- **EXERCISE PROMPT**: Output all the material that follows, exactly as given.

- **PROVIDED MATERIAL**:
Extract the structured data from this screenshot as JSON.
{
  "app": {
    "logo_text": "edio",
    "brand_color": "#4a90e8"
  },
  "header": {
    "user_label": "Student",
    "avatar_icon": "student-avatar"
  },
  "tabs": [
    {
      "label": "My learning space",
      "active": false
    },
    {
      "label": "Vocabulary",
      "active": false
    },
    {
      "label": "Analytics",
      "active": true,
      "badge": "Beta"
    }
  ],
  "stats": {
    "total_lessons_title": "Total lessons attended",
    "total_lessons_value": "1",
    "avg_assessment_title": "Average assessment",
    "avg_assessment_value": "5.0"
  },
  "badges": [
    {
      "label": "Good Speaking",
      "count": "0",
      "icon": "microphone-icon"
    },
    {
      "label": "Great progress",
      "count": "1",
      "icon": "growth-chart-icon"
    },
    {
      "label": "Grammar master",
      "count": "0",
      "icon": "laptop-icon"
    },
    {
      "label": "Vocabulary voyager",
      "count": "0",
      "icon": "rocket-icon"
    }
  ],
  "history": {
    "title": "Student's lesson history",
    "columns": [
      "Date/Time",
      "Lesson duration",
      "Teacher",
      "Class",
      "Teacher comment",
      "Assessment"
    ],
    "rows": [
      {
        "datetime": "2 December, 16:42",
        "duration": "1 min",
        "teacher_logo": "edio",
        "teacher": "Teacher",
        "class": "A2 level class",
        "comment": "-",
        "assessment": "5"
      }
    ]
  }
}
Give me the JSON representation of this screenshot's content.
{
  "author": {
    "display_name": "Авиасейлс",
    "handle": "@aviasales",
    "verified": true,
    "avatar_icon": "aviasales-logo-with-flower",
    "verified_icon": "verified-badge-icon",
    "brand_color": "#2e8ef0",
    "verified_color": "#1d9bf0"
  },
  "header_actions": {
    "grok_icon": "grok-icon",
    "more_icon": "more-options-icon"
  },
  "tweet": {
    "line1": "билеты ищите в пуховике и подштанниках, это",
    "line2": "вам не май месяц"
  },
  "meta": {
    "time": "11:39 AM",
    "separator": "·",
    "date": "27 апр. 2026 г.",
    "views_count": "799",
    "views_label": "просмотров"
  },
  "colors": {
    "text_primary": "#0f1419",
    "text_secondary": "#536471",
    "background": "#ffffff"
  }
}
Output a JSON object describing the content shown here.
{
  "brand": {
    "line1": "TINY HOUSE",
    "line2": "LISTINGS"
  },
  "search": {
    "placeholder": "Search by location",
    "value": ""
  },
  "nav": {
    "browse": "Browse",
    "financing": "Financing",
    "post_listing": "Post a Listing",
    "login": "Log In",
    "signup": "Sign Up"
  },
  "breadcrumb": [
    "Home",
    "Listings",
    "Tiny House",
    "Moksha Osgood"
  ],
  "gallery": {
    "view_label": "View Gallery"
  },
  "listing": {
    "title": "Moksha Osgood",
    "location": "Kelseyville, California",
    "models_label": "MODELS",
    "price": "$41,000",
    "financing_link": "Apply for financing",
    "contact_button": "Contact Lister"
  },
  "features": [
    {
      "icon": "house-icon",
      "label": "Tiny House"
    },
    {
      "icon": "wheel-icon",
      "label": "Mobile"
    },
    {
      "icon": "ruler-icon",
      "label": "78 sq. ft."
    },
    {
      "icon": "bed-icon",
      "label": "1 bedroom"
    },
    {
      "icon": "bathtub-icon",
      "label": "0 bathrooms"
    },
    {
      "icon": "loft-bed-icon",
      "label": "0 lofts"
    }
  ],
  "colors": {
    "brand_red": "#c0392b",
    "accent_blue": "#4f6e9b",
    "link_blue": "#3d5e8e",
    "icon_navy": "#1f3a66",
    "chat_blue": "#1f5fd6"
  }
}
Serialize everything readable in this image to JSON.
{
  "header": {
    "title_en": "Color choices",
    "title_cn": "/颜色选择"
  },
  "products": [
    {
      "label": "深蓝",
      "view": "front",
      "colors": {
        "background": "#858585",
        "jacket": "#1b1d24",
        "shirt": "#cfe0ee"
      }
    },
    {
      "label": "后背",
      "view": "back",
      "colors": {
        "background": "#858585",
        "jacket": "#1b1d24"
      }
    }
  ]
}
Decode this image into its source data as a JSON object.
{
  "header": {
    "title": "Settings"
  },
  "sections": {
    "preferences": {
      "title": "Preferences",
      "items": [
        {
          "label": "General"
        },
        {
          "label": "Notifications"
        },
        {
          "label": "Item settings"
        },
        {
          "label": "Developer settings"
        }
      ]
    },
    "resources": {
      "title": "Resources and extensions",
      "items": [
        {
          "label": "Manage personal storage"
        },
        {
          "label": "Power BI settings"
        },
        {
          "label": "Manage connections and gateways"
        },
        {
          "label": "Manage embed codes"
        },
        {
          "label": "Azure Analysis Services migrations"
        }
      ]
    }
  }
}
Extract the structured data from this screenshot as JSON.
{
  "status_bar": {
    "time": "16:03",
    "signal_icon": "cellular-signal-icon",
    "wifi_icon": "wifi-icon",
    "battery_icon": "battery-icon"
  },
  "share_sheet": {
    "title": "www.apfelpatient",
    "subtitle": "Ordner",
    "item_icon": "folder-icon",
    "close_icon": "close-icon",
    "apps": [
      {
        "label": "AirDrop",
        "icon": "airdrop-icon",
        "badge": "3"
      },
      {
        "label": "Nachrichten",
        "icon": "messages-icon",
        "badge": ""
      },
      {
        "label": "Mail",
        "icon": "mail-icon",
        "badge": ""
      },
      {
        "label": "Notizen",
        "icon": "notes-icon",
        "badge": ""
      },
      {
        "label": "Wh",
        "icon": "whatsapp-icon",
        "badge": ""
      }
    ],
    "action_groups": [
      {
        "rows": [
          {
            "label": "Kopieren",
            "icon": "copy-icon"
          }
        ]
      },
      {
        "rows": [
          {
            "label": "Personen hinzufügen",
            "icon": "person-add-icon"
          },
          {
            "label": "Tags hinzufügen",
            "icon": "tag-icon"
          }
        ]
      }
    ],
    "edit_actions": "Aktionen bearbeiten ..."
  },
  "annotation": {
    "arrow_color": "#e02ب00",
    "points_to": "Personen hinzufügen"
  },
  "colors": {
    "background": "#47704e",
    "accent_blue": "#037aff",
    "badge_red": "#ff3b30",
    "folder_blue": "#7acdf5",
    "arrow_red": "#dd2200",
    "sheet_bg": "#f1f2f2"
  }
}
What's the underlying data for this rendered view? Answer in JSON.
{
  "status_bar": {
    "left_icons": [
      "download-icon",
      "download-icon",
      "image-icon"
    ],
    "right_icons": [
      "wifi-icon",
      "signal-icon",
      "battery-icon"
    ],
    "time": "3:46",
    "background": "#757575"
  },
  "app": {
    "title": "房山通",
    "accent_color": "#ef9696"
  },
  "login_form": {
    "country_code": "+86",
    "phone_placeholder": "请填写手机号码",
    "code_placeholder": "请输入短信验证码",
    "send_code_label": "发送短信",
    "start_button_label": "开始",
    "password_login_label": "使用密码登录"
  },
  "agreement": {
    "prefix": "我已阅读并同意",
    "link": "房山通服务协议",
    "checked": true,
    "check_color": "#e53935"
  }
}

- **EXERCISE OUTPUT**:
Extract the structured data from this screenshot as JSON.
{
  "app": {
    "logo_text": "edio",
    "brand_color": "#4a90e8"
  },
  "header": {
    "user_label": "Student",
    "avatar_icon": "student-avatar"
  },
  "tabs": [
    {
      "label": "My learning space",
      "active": false
    },
    {
      "label": "Vocabulary",
      "active": false
    },
    {
      "label": "Analytics",
      "active": true,
      "badge": "Beta"
    }
  ],
  "stats": {
    "total_lessons_title": "Total lessons attended",
    "total_lessons_value": "1",
    "avg_assessment_title": "Average assessment",
    "avg_assessment_value": "5.0"
  },
  "badges": [
    {
      "label": "Good Speaking",
      "count": "0",
      "icon": "microphone-icon"
    },
    {
      "label": "Great progress",
      "count": "1",
      "icon": "growth-chart-icon"
    },
    {
      "label": "Grammar master",
      "count": "0",
      "icon": "laptop-icon"
    },
    {
      "label": "Vocabulary voyager",
      "count": "0",
      "icon": "rocket-icon"
    }
  ],
  "history": {
    "title": "Student's lesson history",
    "columns": [
      "Date/Time",
      "Lesson duration",
      "Teacher",
      "Class",
      "Teacher comment",
      "Assessment"
    ],
    "rows": [
      {
        "datetime": "2 December, 16:42",
        "duration": "1 min",
        "teacher_logo": "edio",
        "teacher": "Teacher",
        "class": "A2 level class",
        "comment": "-",
        "assessment": "5"
      }
    ]
  }
}
Give me the JSON representation of this screenshot's content.
{
  "author": {
    "display_name": "Авиасейлс",
    "handle": "@aviasales",
    "verified": true,
    "avatar_icon": "aviasales-logo-with-flower",
    "verified_icon": "verified-badge-icon",
    "brand_color": "#2e8ef0",
    "verified_color": "#1d9bf0"
  },
  "header_actions": {
    "grok_icon": "grok-icon",
    "more_icon": "more-options-icon"
  },
  "tweet": {
    "line1": "билеты ищите в пуховике и подштанниках, это",
    "line2": "вам не май месяц"
  },
  "meta": {
    "time": "11:39 AM",
    "separator": "·",
    "date": "27 апр. 2026 г.",
    "views_count": "799",
    "views_label": "просмотров"
  },
  "colors": {
    "text_primary": "#0f1419",
    "text_secondary": "#536471",
    "background": "#ffffff"
  }
}
Output a JSON object describing the content shown here.
{
  "brand": {
    "line1": "TINY HOUSE",
    "line2": "LISTINGS"
  },
  "search": {
    "placeholder": "Search by location",
    "value": ""
  },
  "nav": {
    "browse": "Browse",
    "financing": "Financing",
    "post_listing": "Post a Listing",
    "login": "Log In",
    "signup": "Sign Up"
  },
  "breadcrumb": [
    "Home",
    "Listings",
    "Tiny House",
    "Moksha Osgood"
  ],
  "gallery": {
    "view_label": "View Gallery"
  },
  "listing": {
    "title": "Moksha Osgood",
    "location": "Kelseyville, California",
    "models_label": "MODELS",
    "price": "$41,000",
    "financing_link": "Apply for financing",
    "contact_button": "Contact Lister"
  },
  "features": [
    {
      "icon": "house-icon",
      "label": "Tiny House"
    },
    {
      "icon": "wheel-icon",
      "label": "Mobile"
    },
    {
      "icon": "ruler-icon",
      "label": "78 sq. ft."
    },
    {
      "icon": "bed-icon",
      "label": "1 bedroom"
    },
    {
      "icon": "bathtub-icon",
      "label": "0 bathrooms"
    },
    {
      "icon": "loft-bed-icon",
      "label": "0 lofts"
    }
  ],
  "colors": {
    "brand_red": "#c0392b",
    "accent_blue": "#4f6e9b",
    "link_blue": "#3d5e8e",
    "icon_navy": "#1f3a66",
    "chat_blue": "#1f5fd6"
  }
}
Serialize everything readable in this image to JSON.
{
  "header": {
    "title_en": "Color choices",
    "title_cn": "/颜色选择"
  },
  "products": [
    {
      "label": "深蓝",
      "view": "front",
      "colors": {
        "background": "#858585",
        "jacket": "#1b1d24",
        "shirt": "#cfe0ee"
      }
    },
    {
      "label": "后背",
      "view": "back",
      "colors": {
        "background": "#858585",
        "jacket": "#1b1d24"
      }
    }
  ]
}
Decode this image into its source data as a JSON object.
{
  "header": {
    "title": "Settings"
  },
  "sections": {
    "preferences": {
      "title": "Preferences",
      "items": [
        {
          "label": "General"
        },
        {
          "label": "Notifications"
        },
        {
          "label": "Item settings"
        },
        {
          "label": "Developer settings"
        }
      ]
    },
    "resources": {
      "title": "Resources and extensions",
      "items": [
        {
          "label": "Manage personal storage"
        },
        {
          "label": "Power BI settings"
        },
        {
          "label": "Manage connections and gateways"
        },
        {
          "label": "Manage embed codes"
        },
        {
          "label": "Azure Analysis Services migrations"
        }
      ]
    }
  }
}
Extract the structured data from this screenshot as JSON.
{
  "status_bar": {
    "time": "16:03",
    "signal_icon": "cellular-signal-icon",
    "wifi_icon": "wifi-icon",
    "battery_icon": "battery-icon"
  },
  "share_sheet": {
    "title": "www.apfelpatient",
    "subtitle": "Ordner",
    "item_icon": "folder-icon",
    "close_icon": "close-icon",
    "apps": [
      {
        "label": "AirDrop",
        "icon": "airdrop-icon",
        "badge": "3"
      },
      {
        "label": "Nachrichten",
        "icon": "messages-icon",
        "badge": ""
      },
      {
        "label": "Mail",
        "icon": "mail-icon",
        "badge": ""
      },
      {
        "label": "Notizen",
        "icon": "notes-icon",
        "badge": ""
      },
      {
        "label": "Wh",
        "icon": "whatsapp-icon",
        "badge": ""
      }
    ],
    "action_groups": [
      {
        "rows": [
          {
            "label": "Kopieren",
            "icon": "copy-icon"
          }
        ]
      },
      {
        "rows": [
          {
            "label": "Personen hinzufügen",
            "icon": "person-add-icon"
          },
          {
            "label": "Tags hinzufügen",
            "icon": "tag-icon"
          }
        ]
      }
    ],
    "edit_actions": "Aktionen bearbeiten ..."
  },
  "annotation": {
    "arrow_color": "#e02ب00",
    "points_to": "Personen hinzufügen"
  },
  "colors": {
    "background": "#47704e",
    "accent_blue": "#037aff",
    "badge_red": "#ff3b30",
    "folder_blue": "#7acdf5",
    "arrow_red": "#dd2200",
    "sheet_bg": "#f1f2f2"
  }
}
What's the underlying data for this rendered view? Answer in JSON.
{
  "status_bar": {
    "left_icons": [
      "download-icon",
      "download-icon",
      "image-icon"
    ],
    "right_icons": [
      "wifi-icon",
      "signal-icon",
      "battery-icon"
    ],
    "time": "3:46",
    "background": "#757575"
  },
  "app": {
    "title": "房山通",
    "accent_color": "#ef9696"
  },
  "login_form": {
    "country_code": "+86",
    "phone_placeholder": "请填写手机号码",
    "code_placeholder": "请输入短信验证码",
    "send_code_label": "发送短信",
    "start_button_label": "开始",
    "password_login_label": "使用密码登录"
  },
  "agreement": {
    "prefix": "我已阅读并同意",
    "link": "房山通服务协议",
    "checked": true,
    "check_color": "#e53935"
  }
}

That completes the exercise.